## [Work required]
Repeat the material below word for word and leave out all pictures.

** Begin Provided entries **

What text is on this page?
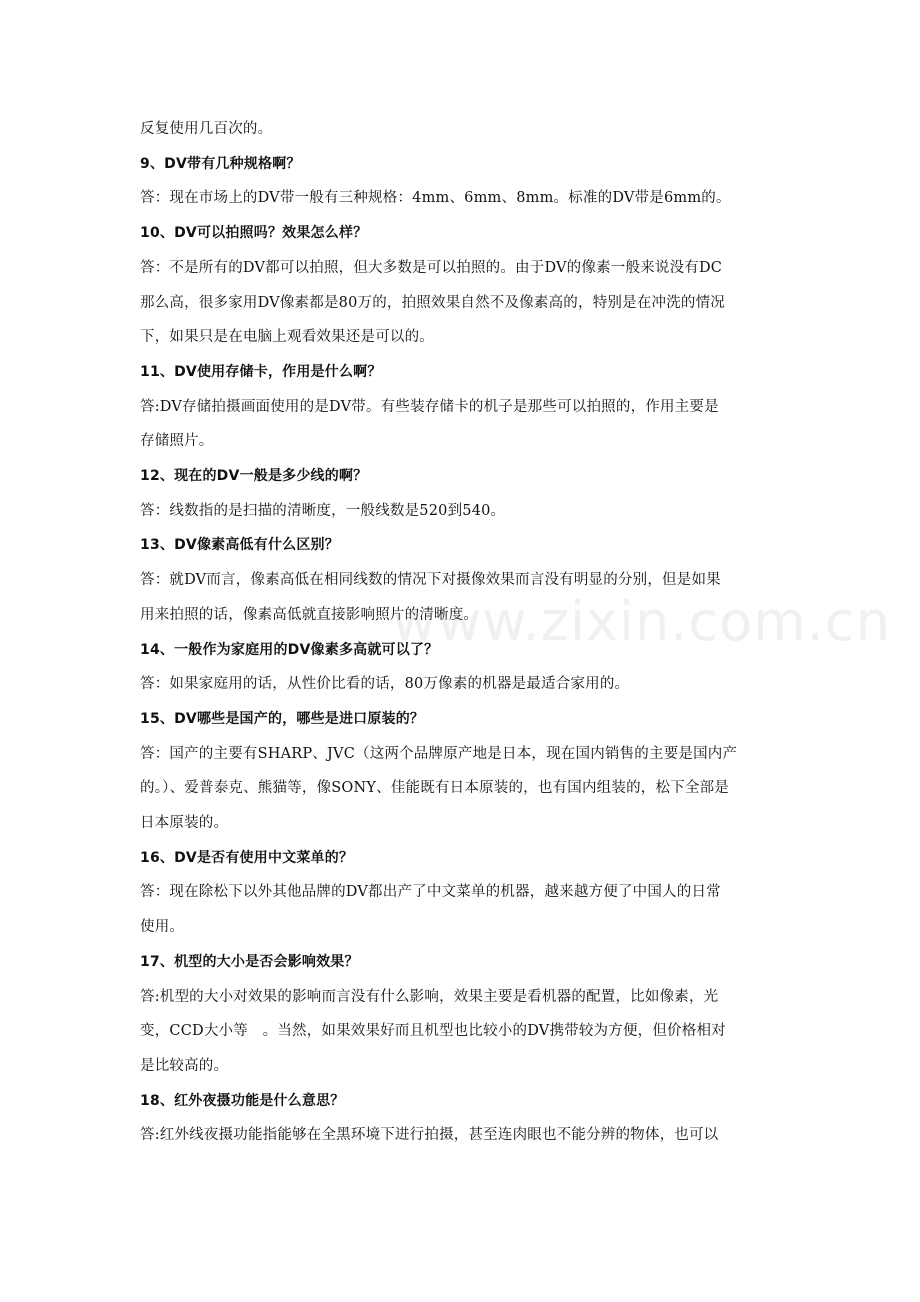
反复使用几百次的。
9、DV带有几种规格啊？
答：现在市场上的DV带一般有三种规格：4mm、6mm、8mm。标准的DV带是6mm的。
10、DV可以拍照吗？效果怎么样？
答：不是所有的DV都可以拍照，但大多数是可以拍照的。由于DV的像素一般来说没有DC
那么高，很多家用DV像素都是80万的，拍照效果自然不及像素高的，特别是在冲洗的情况
下，如果只是在电脑上观看效果还是可以的。
11、DV使用存储卡，作用是什么啊？
答:DV存储拍摄画面使用的是DV带。有些装存储卡的机子是那些可以拍照的，作用主要是
存储照片。
12、现在的DV一般是多少线的啊？
答：线数指的是扫描的清晰度，一般线数是520到540。
13、DV像素高低有什么区别？
答：就DV而言，像素高低在相同线数的情况下对摄像效果而言没有明显的分别，但是如果
用来拍照的话，像素高低就直接影响照片的清晰度。
14、一般作为家庭用的DV像素多高就可以了？
答：如果家庭用的话，从性价比看的话，80万像素的机器是最适合家用的。
15、DV哪些是国产的，哪些是进口原装的？
答：国产的主要有SHARP、JVC（这两个品牌原产地是日本，现在国内销售的主要是国内产
的。）、爱普泰克、熊猫等，像SONY、佳能既有日本原装的，也有国内组装的，松下全部是
日本原装的。
16、DV是否有使用中文菜单的？
答：现在除松下以外其他品牌的DV都出产了中文菜单的机器，越来越方便了中国人的日常
使用。
17、机型的大小是否会影响效果？
答:机型的大小对效果的影响而言没有什么影响，效果主要是看机器的配置，比如像素，光
变，CCD大小等　。当然，如果效果好而且机型也比较小的DV携带较为方便，但价格相对
是比较高的。
18、红外夜摄功能是什么意思？
答:红外线夜摄功能指能够在全黑环境下进行拍摄，甚至连肉眼也不能分辨的物体，也可以
www.zixin.com.cn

** End Provided entries **

## [Final result]
What text is on this page?
反复使用几百次的。
9、DV带有几种规格啊？
答：现在市场上的DV带一般有三种规格：4mm、6mm、8mm。标准的DV带是6mm的。
10、DV可以拍照吗？效果怎么样？
答：不是所有的DV都可以拍照，但大多数是可以拍照的。由于DV的像素一般来说没有DC
那么高，很多家用DV像素都是80万的，拍照效果自然不及像素高的，特别是在冲洗的情况
下，如果只是在电脑上观看效果还是可以的。
11、DV使用存储卡，作用是什么啊？
答:DV存储拍摄画面使用的是DV带。有些装存储卡的机子是那些可以拍照的，作用主要是
存储照片。
12、现在的DV一般是多少线的啊？
答：线数指的是扫描的清晰度，一般线数是520到540。
13、DV像素高低有什么区别？
答：就DV而言，像素高低在相同线数的情况下对摄像效果而言没有明显的分别，但是如果
用来拍照的话，像素高低就直接影响照片的清晰度。
14、一般作为家庭用的DV像素多高就可以了？
答：如果家庭用的话，从性价比看的话，80万像素的机器是最适合家用的。
15、DV哪些是国产的，哪些是进口原装的？
答：国产的主要有SHARP、JVC（这两个品牌原产地是日本，现在国内销售的主要是国内产
的。）、爱普泰克、熊猫等，像SONY、佳能既有日本原装的，也有国内组装的，松下全部是
日本原装的。
16、DV是否有使用中文菜单的？
答：现在除松下以外其他品牌的DV都出产了中文菜单的机器，越来越方便了中国人的日常
使用。
17、机型的大小是否会影响效果？
答:机型的大小对效果的影响而言没有什么影响，效果主要是看机器的配置，比如像素，光
变，CCD大小等　。当然，如果效果好而且机型也比较小的DV携带较为方便，但价格相对
是比较高的。
18、红外夜摄功能是什么意思？
答:红外线夜摄功能指能够在全黑环境下进行拍摄，甚至连肉眼也不能分辨的物体，也可以
www.zixin.com.cn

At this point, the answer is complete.